* Task prompt:
Take from the listing each line that has the string "포함한다".

* Source records:
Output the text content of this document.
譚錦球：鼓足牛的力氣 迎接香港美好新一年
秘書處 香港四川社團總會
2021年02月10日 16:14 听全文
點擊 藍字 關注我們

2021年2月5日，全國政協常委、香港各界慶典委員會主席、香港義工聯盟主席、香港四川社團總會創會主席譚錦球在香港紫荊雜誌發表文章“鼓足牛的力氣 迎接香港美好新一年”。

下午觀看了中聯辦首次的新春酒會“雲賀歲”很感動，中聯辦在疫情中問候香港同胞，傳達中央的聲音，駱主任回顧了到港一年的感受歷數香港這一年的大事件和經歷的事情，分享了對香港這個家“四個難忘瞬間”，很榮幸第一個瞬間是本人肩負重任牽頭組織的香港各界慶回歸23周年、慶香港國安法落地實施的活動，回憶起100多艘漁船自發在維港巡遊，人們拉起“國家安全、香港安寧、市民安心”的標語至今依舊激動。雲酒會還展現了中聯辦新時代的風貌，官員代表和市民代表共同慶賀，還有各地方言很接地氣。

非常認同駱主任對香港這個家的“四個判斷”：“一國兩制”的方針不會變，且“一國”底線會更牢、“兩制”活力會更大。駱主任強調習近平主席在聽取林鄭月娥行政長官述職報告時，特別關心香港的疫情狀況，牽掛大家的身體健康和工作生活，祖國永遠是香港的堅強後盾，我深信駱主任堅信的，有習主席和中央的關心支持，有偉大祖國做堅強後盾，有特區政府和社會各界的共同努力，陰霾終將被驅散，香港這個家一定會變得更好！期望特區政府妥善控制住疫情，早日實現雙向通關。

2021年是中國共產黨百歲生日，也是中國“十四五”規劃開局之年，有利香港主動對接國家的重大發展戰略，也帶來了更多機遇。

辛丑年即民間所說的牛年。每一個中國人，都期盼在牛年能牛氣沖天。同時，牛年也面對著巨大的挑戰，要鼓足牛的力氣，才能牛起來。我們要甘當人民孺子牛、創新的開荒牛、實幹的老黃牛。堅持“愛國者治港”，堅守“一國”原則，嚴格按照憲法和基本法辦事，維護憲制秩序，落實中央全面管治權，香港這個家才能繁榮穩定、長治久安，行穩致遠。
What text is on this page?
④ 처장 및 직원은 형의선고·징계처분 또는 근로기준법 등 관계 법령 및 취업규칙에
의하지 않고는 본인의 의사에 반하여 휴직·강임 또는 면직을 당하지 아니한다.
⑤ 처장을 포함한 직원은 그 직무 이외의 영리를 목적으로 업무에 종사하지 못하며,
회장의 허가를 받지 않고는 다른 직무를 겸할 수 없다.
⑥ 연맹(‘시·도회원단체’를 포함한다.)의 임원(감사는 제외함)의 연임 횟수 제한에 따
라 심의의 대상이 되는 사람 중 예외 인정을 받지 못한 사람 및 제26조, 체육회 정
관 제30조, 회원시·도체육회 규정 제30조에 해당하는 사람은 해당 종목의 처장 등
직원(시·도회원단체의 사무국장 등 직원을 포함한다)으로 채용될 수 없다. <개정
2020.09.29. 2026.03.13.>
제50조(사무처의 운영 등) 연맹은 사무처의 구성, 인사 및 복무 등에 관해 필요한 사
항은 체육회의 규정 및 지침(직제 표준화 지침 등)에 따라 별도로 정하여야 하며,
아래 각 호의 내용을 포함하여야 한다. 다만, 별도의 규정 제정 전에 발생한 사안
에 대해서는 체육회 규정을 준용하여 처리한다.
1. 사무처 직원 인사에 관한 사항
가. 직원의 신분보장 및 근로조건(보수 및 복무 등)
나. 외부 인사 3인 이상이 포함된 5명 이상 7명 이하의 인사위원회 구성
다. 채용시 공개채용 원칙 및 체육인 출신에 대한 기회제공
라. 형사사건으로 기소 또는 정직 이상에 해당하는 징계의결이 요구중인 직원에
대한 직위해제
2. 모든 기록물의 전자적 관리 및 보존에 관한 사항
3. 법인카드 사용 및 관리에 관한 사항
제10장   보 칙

* Exercise solution:
⑥ 연맹(‘시·도회원단체’를 포함한다.)의 임원(감사는 제외함)의 연임 횟수 제한에 따
직원(시·도회원단체의 사무국장 등 직원을 포함한다)으로 채용될 수 없다. <개정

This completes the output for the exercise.